— Begin The input —

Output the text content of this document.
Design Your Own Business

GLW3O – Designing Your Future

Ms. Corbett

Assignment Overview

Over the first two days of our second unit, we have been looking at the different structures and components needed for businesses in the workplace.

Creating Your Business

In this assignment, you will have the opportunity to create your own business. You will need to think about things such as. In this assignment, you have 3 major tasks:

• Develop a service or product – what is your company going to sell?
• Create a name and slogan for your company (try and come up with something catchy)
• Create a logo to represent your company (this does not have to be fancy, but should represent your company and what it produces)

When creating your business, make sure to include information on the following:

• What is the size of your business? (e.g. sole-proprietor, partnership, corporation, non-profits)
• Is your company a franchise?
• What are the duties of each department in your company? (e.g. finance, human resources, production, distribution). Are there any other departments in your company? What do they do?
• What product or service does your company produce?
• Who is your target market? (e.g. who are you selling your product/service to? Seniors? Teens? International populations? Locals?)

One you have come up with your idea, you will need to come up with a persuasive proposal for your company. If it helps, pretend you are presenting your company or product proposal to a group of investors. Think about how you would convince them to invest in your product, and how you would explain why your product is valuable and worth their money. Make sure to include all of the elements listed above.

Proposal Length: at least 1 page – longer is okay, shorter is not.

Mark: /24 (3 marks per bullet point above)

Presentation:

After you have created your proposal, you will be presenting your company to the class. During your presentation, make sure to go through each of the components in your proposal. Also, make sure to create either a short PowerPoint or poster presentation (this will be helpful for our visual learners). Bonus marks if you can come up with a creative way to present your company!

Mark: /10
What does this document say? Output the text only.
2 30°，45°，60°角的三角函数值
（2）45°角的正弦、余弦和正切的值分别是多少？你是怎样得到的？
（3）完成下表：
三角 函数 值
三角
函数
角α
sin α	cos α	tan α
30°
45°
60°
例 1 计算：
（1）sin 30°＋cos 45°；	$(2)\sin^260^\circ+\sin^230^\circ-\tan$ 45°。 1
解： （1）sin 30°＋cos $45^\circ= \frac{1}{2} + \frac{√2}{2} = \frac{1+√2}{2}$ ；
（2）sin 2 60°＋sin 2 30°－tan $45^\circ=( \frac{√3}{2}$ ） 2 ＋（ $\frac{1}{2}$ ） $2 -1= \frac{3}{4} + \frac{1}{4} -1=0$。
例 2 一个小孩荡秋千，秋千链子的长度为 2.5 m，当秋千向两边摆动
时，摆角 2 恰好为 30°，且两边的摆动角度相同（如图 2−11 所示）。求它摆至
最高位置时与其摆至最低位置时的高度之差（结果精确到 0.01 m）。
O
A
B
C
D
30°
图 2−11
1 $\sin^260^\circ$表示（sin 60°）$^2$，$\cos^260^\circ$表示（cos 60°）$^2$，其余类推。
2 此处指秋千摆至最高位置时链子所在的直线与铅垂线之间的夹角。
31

— End The input —

» **Exercise aim**
Print every entry exactly as it appears.

» **The output**
Output the text content of this document.
Design Your Own Business

GLW3O – Designing Your Future

Ms. Corbett

Assignment Overview

Over the first two days of our second unit, we have been looking at the different structures and components needed for businesses in the workplace.

Creating Your Business

In this assignment, you will have the opportunity to create your own business. You will need to think about things such as. In this assignment, you have 3 major tasks:

• Develop a service or product – what is your company going to sell?
• Create a name and slogan for your company (try and come up with something catchy)
• Create a logo to represent your company (this does not have to be fancy, but should represent your company and what it produces)

When creating your business, make sure to include information on the following:

• What is the size of your business? (e.g. sole-proprietor, partnership, corporation, non-profits)
• Is your company a franchise?
• What are the duties of each department in your company? (e.g. finance, human resources, production, distribution). Are there any other departments in your company? What do they do?
• What product or service does your company produce?
• Who is your target market? (e.g. who are you selling your product/service to? Seniors? Teens? International populations? Locals?)

One you have come up with your idea, you will need to come up with a persuasive proposal for your company. If it helps, pretend you are presenting your company or product proposal to a group of investors. Think about how you would convince them to invest in your product, and how you would explain why your product is valuable and worth their money. Make sure to include all of the elements listed above.

Proposal Length: at least 1 page – longer is okay, shorter is not.

Mark: /24 (3 marks per bullet point above)

Presentation:

After you have created your proposal, you will be presenting your company to the class. During your presentation, make sure to go through each of the components in your proposal. Also, make sure to create either a short PowerPoint or poster presentation (this will be helpful for our visual learners). Bonus marks if you can come up with a creative way to present your company!

Mark: /10
What does this document say? Output the text only.
2 30°，45°，60°角的三角函数值
（2）45°角的正弦、余弦和正切的值分别是多少？你是怎样得到的？
（3）完成下表：
三角 函数 值
三角
函数
角α
sin α	cos α	tan α
30°
45°
60°
例 1 计算：
（1）sin 30°＋cos 45°；	$(2)\sin^260^\circ+\sin^230^\circ-\tan$ 45°。 1
解： （1）sin 30°＋cos $45^\circ= \frac{1}{2} + \frac{√2}{2} = \frac{1+√2}{2}$ ；
（2）sin 2 60°＋sin 2 30°－tan $45^\circ=( \frac{√3}{2}$ ） 2 ＋（ $\frac{1}{2}$ ） $2 -1= \frac{3}{4} + \frac{1}{4} -1=0$。
例 2 一个小孩荡秋千，秋千链子的长度为 2.5 m，当秋千向两边摆动
时，摆角 2 恰好为 30°，且两边的摆动角度相同（如图 2−11 所示）。求它摆至
最高位置时与其摆至最低位置时的高度之差（结果精确到 0.01 m）。
O
A
B
C
D
30°
图 2−11
1 $\sin^260^\circ$表示（sin 60°）$^2$，$\cos^260^\circ$表示（cos 60°）$^2$，其余类推。
2 此处指秋千摆至最高位置时链子所在的直线与铅垂线之间的夹角。
31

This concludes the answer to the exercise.